_WHAT IS REQUIRED_
Below are some records; repeat them all exactly, minus the pictures.

_INFORMATION SUPPLIED_

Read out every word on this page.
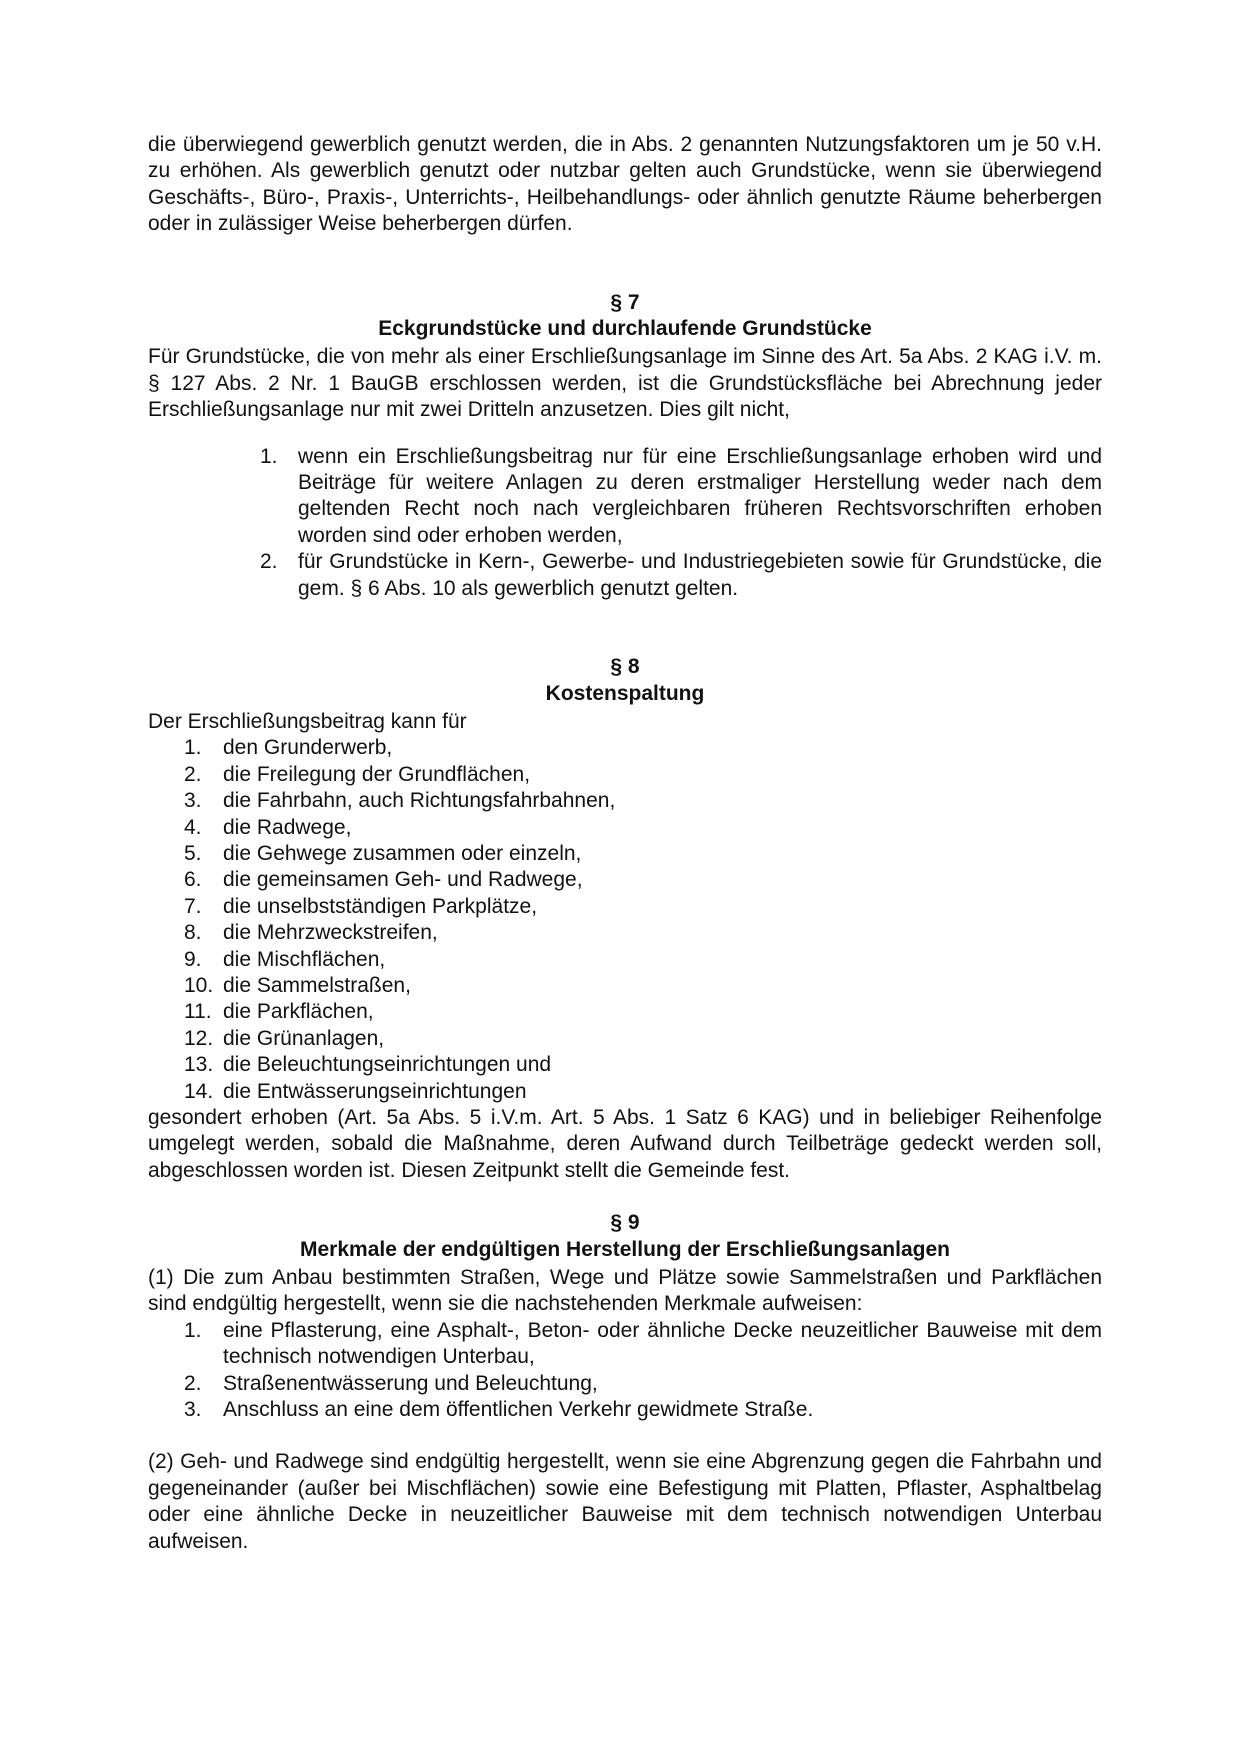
die überwiegend gewerblich genutzt werden, die in Abs. 2 genannten Nutzungsfaktoren um je 50 v.H. zu erhöhen. Als gewerblich genutzt oder nutzbar gelten auch Grundstücke, wenn sie überwiegend Geschäfts-, Büro-, Praxis-, Unterrichts-, Heilbehandlungs- oder ähnlich genutzte Räume beherbergen oder in zulässiger Weise beherbergen dürfen.

§ 7
Eckgrundstücke und durchlaufende Grundstücke

Für Grundstücke, die von mehr als einer Erschließungsanlage im Sinne des Art. 5a Abs. 2 KAG i.V. m. § 127 Abs. 2 Nr. 1 BauGB erschlossen werden, ist die Grundstücksfläche bei Abrechnung jeder Erschließungsanlage nur mit zwei Dritteln anzusetzen. Dies gilt nicht,

1. wenn ein Erschließungsbeitrag nur für eine Erschließungsanlage erhoben wird und Beiträge für weitere Anlagen zu deren erstmaliger Herstellung weder nach dem geltenden Recht noch nach vergleichbaren früheren Rechtsvorschriften erhoben worden sind oder erhoben werden,
2. für Grundstücke in Kern-, Gewerbe- und Industriegebieten sowie für Grundstücke, die gem. § 6 Abs. 10 als gewerblich genutzt gelten.
§ 8
Kostenspaltung

Der Erschließungsbeitrag kann für

1. den Grunderwerb,
2. die Freilegung der Grundflächen,
3. die Fahrbahn, auch Richtungsfahrbahnen,
4. die Radwege,
5. die Gehwege zusammen oder einzeln,
6. die gemeinsamen Geh- und Radwege,
7. die unselbstständigen Parkplätze,
8. die Mehrzweckstreifen,
9. die Mischflächen,
10. die Sammelstraßen,
11. die Parkflächen,
12. die Grünanlagen,
13. die Beleuchtungseinrichtungen und
14. die Entwässerungseinrichtungen

gesondert erhoben (Art. 5a Abs. 5 i.V.m. Art. 5 Abs. 1 Satz 6 KAG) und in beliebiger Reihenfolge umgelegt werden, sobald die Maßnahme, deren Aufwand durch Teilbeträge gedeckt werden soll, abgeschlossen worden ist. Diesen Zeitpunkt stellt die Gemeinde fest.

§ 9
Merkmale der endgültigen Herstellung der Erschließungsanlagen

(1) Die zum Anbau bestimmten Straßen, Wege und Plätze sowie Sammelstraßen und Parkflächen sind endgültig hergestellt, wenn sie die nachstehenden Merkmale aufweisen:

1. eine Pflasterung, eine Asphalt-, Beton- oder ähnliche Decke neuzeitlicher Bauweise mit dem technisch notwendigen Unterbau,
2. Straßenentwässerung und Beleuchtung,
3. Anschluss an eine dem öffentlichen Verkehr gewidmete Straße.

(2) Geh- und Radwege sind endgültig hergestellt, wenn sie eine Abgrenzung gegen die Fahrbahn und gegeneinander (außer bei Mischflächen) sowie eine Befestigung mit Platten, Pflaster, Asphaltbelag oder eine ähnliche Decke in neuzeitlicher Bauweise mit dem technisch notwendigen Unterbau aufweisen.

_THE ANSWER_
Read out every word on this page.
die überwiegend gewerblich genutzt werden, die in Abs. 2 genannten Nutzungsfaktoren um je 50 v.H. zu erhöhen. Als gewerblich genutzt oder nutzbar gelten auch Grundstücke, wenn sie überwiegend Geschäfts-, Büro-, Praxis-, Unterrichts-, Heilbehandlungs- oder ähnlich genutzte Räume beherbergen oder in zulässiger Weise beherbergen dürfen.

§ 7
Eckgrundstücke und durchlaufende Grundstücke

Für Grundstücke, die von mehr als einer Erschließungsanlage im Sinne des Art. 5a Abs. 2 KAG i.V. m. § 127 Abs. 2 Nr. 1 BauGB erschlossen werden, ist die Grundstücksfläche bei Abrechnung jeder Erschließungsanlage nur mit zwei Dritteln anzusetzen. Dies gilt nicht,

1. wenn ein Erschließungsbeitrag nur für eine Erschließungsanlage erhoben wird und Beiträge für weitere Anlagen zu deren erstmaliger Herstellung weder nach dem geltenden Recht noch nach vergleichbaren früheren Rechtsvorschriften erhoben worden sind oder erhoben werden,
2. für Grundstücke in Kern-, Gewerbe- und Industriegebieten sowie für Grundstücke, die gem. § 6 Abs. 10 als gewerblich genutzt gelten.
§ 8
Kostenspaltung

Der Erschließungsbeitrag kann für

1. den Grunderwerb,
2. die Freilegung der Grundflächen,
3. die Fahrbahn, auch Richtungsfahrbahnen,
4. die Radwege,
5. die Gehwege zusammen oder einzeln,
6. die gemeinsamen Geh- und Radwege,
7. die unselbstständigen Parkplätze,
8. die Mehrzweckstreifen,
9. die Mischflächen,
10. die Sammelstraßen,
11. die Parkflächen,
12. die Grünanlagen,
13. die Beleuchtungseinrichtungen und
14. die Entwässerungseinrichtungen

gesondert erhoben (Art. 5a Abs. 5 i.V.m. Art. 5 Abs. 1 Satz 6 KAG) und in beliebiger Reihenfolge umgelegt werden, sobald die Maßnahme, deren Aufwand durch Teilbeträge gedeckt werden soll, abgeschlossen worden ist. Diesen Zeitpunkt stellt die Gemeinde fest.

§ 9
Merkmale der endgültigen Herstellung der Erschließungsanlagen

(1) Die zum Anbau bestimmten Straßen, Wege und Plätze sowie Sammelstraßen und Parkflächen sind endgültig hergestellt, wenn sie die nachstehenden Merkmale aufweisen:

1. eine Pflasterung, eine Asphalt-, Beton- oder ähnliche Decke neuzeitlicher Bauweise mit dem technisch notwendigen Unterbau,
2. Straßenentwässerung und Beleuchtung,
3. Anschluss an eine dem öffentlichen Verkehr gewidmete Straße.

(2) Geh- und Radwege sind endgültig hergestellt, wenn sie eine Abgrenzung gegen die Fahrbahn und gegeneinander (außer bei Mischflächen) sowie eine Befestigung mit Platten, Pflaster, Asphaltbelag oder eine ähnliche Decke in neuzeitlicher Bauweise mit dem technisch notwendigen Unterbau aufweisen.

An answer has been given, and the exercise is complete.